● TASK OBJECTIVE:
Pick out all lines with the word "this" from the records that follow.

-- Begin RAW DATA --

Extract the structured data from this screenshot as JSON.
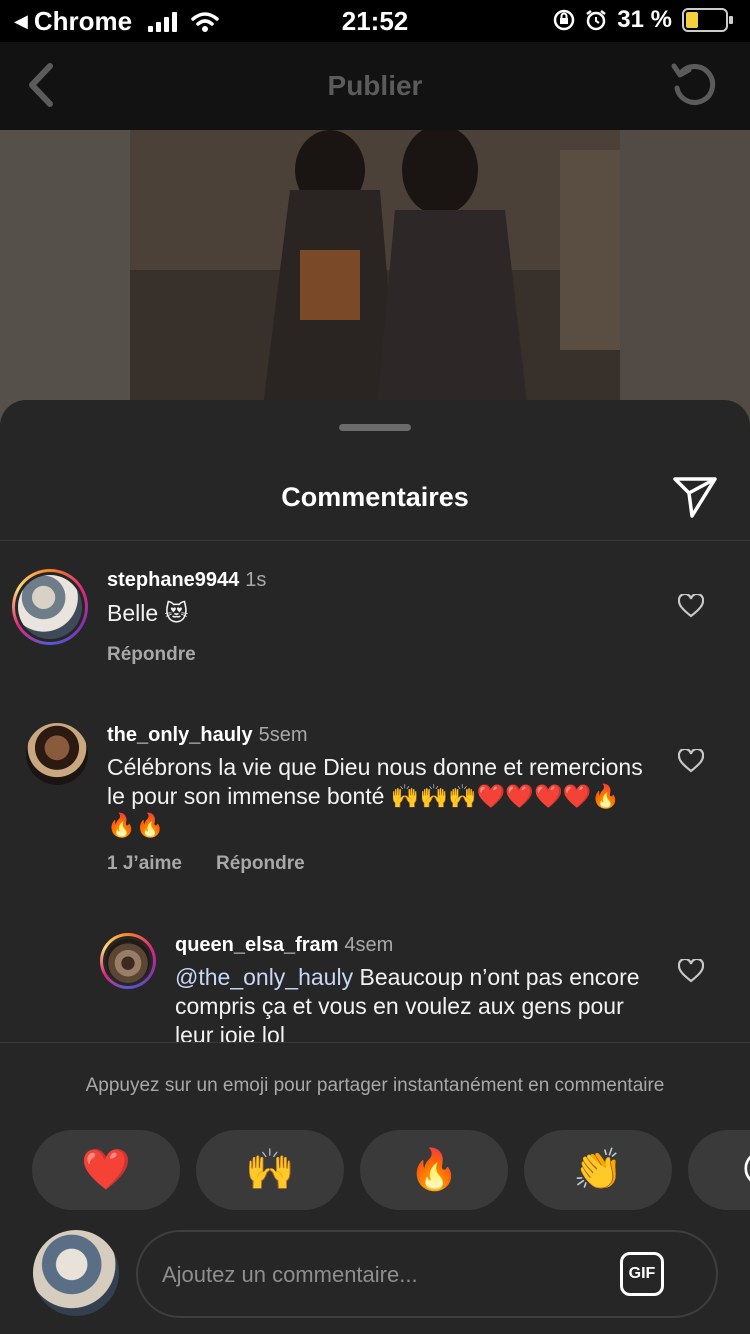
{
  "status_bar": {
    "back_app": "Chrome",
    "time": "21:52",
    "battery": "31 %",
    "battery_level": 0.31
  },
  "header": {
    "title": "Publier"
  },
  "sheet": {
    "title": "Commentaires"
  },
  "comments": [
    {
      "username": "stephane9944",
      "time": "1s",
      "text": "Belle 😻",
      "reply_label": "Répondre"
    },
    {
      "username": "the_only_hauly",
      "time": "5sem",
      "text": "Célébrons la vie que Dieu nous donne et remercions le pour son immense bonté 🙌🙌🙌❤️❤️❤️❤️🔥🔥🔥",
      "likes_label": "1 J’aime",
      "reply_label": "Répondre"
    },
    {
      "username": "queen_elsa_fram",
      "time": "4sem",
      "mention": "@the_only_hauly",
      "text": " Beaucoup n’ont pas encore compris ça et vous en voulez aux gens pour leur joie lol"
    }
  ],
  "emoji_hint": "Appuyez sur un emoji pour partager instantanément en commentaire",
  "emoji_bar": [
    "❤️",
    "🙌",
    "🔥",
    "👏",
    "😢"
  ],
  "composer": {
    "placeholder": "Ajoutez un commentaire...",
    "gif_label": "GIF"
  }
}
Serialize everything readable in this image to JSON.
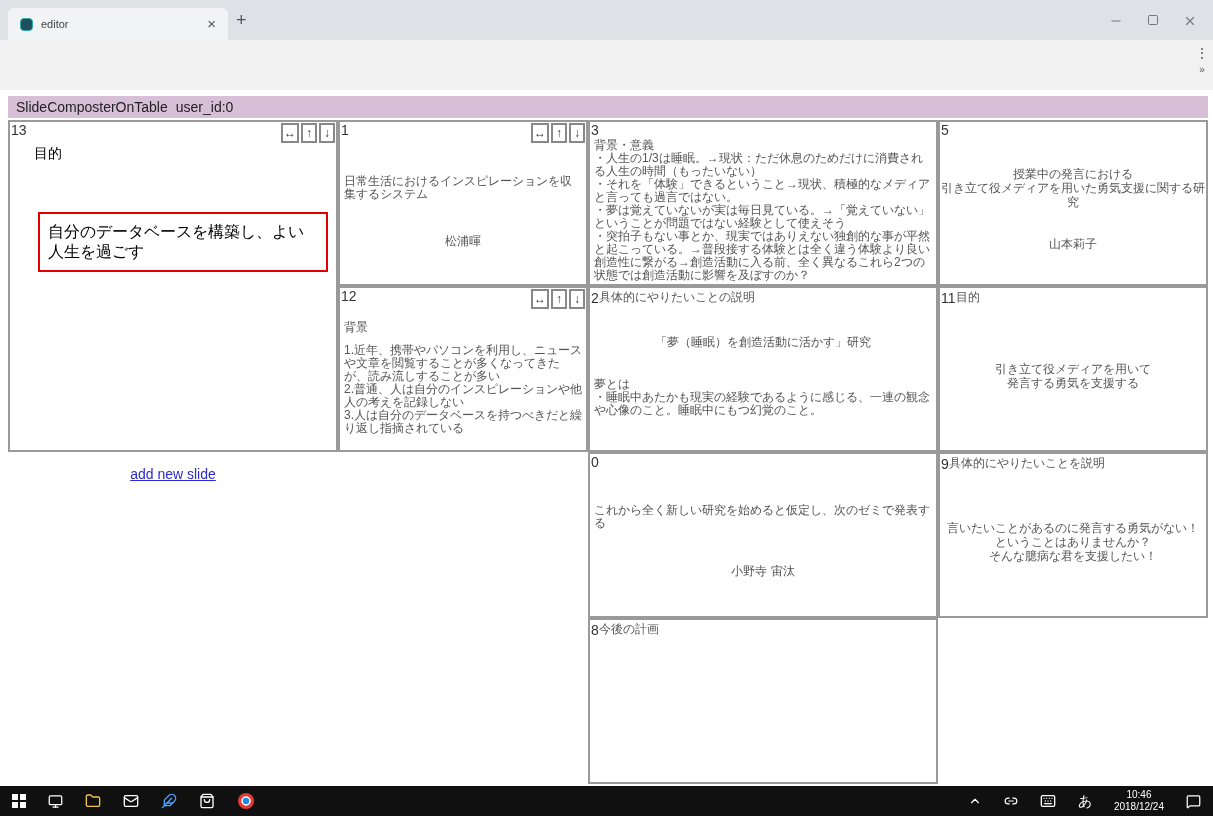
{
  "browser": {
    "tab": {
      "title": "editor",
      "close": "×",
      "selected": true
    },
    "new_tab": "+",
    "toolbar": {
      "menu": "⋮",
      "more": "»"
    }
  },
  "header": {
    "app": "SlideComposterOnTable",
    "user": "user_id:0"
  },
  "columns": [
    {
      "slides": [
        {
          "number": "13",
          "kind": "large",
          "controls": [
            "↔",
            "↑",
            "↓"
          ],
          "blocks": [
            {
              "kind": "heading",
              "text": "目的"
            },
            {
              "kind": "textbox",
              "text": "自分のデータベースを構築し、よい人生を過ごす",
              "selected": true
            }
          ]
        }
      ],
      "add_link": "add new slide"
    },
    {
      "slides": [
        {
          "number": "1",
          "kind": "small",
          "controls": [
            "↔",
            "↑",
            "↓"
          ],
          "blocks": [
            {
              "kind": "left",
              "lines": [
                "日常生活におけるインスピレーションを収集するシステム"
              ]
            },
            {
              "kind": "center",
              "lines": [
                "松浦暉"
              ]
            }
          ]
        },
        {
          "number": "12",
          "kind": "small",
          "controls": [
            "↔",
            "↑",
            "↓"
          ],
          "blocks": [
            {
              "kind": "heading",
              "text": "背景"
            },
            {
              "kind": "left",
              "lines": [
                "1.近年、携帯やパソコンを利用し、ニュースや文章を閲覧することが多くなってきたが、読み流しすることが多い",
                "2.普通、人は自分のインスピレーションや他人の考えを記録しない",
                "3.人は自分のデータベースを持つべきだと繰り返し指摘されている"
              ]
            }
          ]
        }
      ]
    },
    {
      "slides": [
        {
          "number": "3",
          "kind": "small",
          "blocks": [
            {
              "kind": "heading",
              "text": "背景・意義"
            },
            {
              "kind": "left",
              "lines": [
                "・人生の1/3は睡眠。→現状：ただ休息のためだけに消費される人生の時間（もったいない）",
                "・それを「体験」できるということ→現状、積極的なメディアと言っても過言ではない。",
                "・夢は覚えていないが実は毎日見ている。→「覚えていない」ということが問題ではない経験として使えそう",
                "・突拍子もない事とか、現実ではありえない独創的な事が平然と起こっている。→普段接する体験とは全く違う体験より良い創造性に繋がる→創造活動に入る前、全く異なるこれら2つの状態では創造活動に影響を及ぼすのか？"
              ]
            }
          ]
        },
        {
          "number": "2",
          "kind": "small",
          "title": "具体的にやりたいことの説明",
          "blocks": [
            {
              "kind": "center",
              "lines": [
                "「夢（睡眠）を創造活動に活かす」研究"
              ]
            },
            {
              "kind": "left",
              "lines": [
                "夢とは",
                "・睡眠中あたかも現実の経験であるように感じる、一連の観念や心像のこと。睡眠中にもつ幻覚のこと。"
              ]
            }
          ]
        },
        {
          "number": "0",
          "kind": "small",
          "blocks": [
            {
              "kind": "left",
              "lines": [
                "これから全く新しい研究を始めると仮定し、次のゼミで発表する"
              ]
            },
            {
              "kind": "center",
              "lines": [
                "小野寺 宙汰"
              ]
            }
          ]
        },
        {
          "number": "8",
          "kind": "small",
          "title": "今後の計画"
        }
      ]
    },
    {
      "slides": [
        {
          "number": "5",
          "kind": "small",
          "blocks": [
            {
              "kind": "center",
              "lines": [
                "授業中の発言における",
                "引き立て役メディアを用いた勇気支援に関する研究"
              ]
            },
            {
              "kind": "center",
              "lines": [
                "山本莉子"
              ]
            }
          ]
        },
        {
          "number": "11",
          "kind": "small",
          "title": "目的",
          "blocks": [
            {
              "kind": "center",
              "lines": [
                "引き立て役メディアを用いて",
                "発言する勇気を支援する"
              ]
            }
          ]
        },
        {
          "number": "9",
          "kind": "small",
          "title": "具体的にやりたいことを説明",
          "blocks": [
            {
              "kind": "center",
              "lines": [
                "言いたいことがあるのに発言する勇気がない！",
                "ということはありませんか？",
                "そんな臆病な君を支援したい！"
              ]
            }
          ]
        }
      ]
    }
  ],
  "taskbar": {
    "ime": "あ",
    "time": "10:46",
    "date": "2018/12/24"
  }
}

-- End RAW DATA --

● RESPONSE:
Extract the structured data from this screenshot as JSON.
Serialize everything readable in this image to JSON.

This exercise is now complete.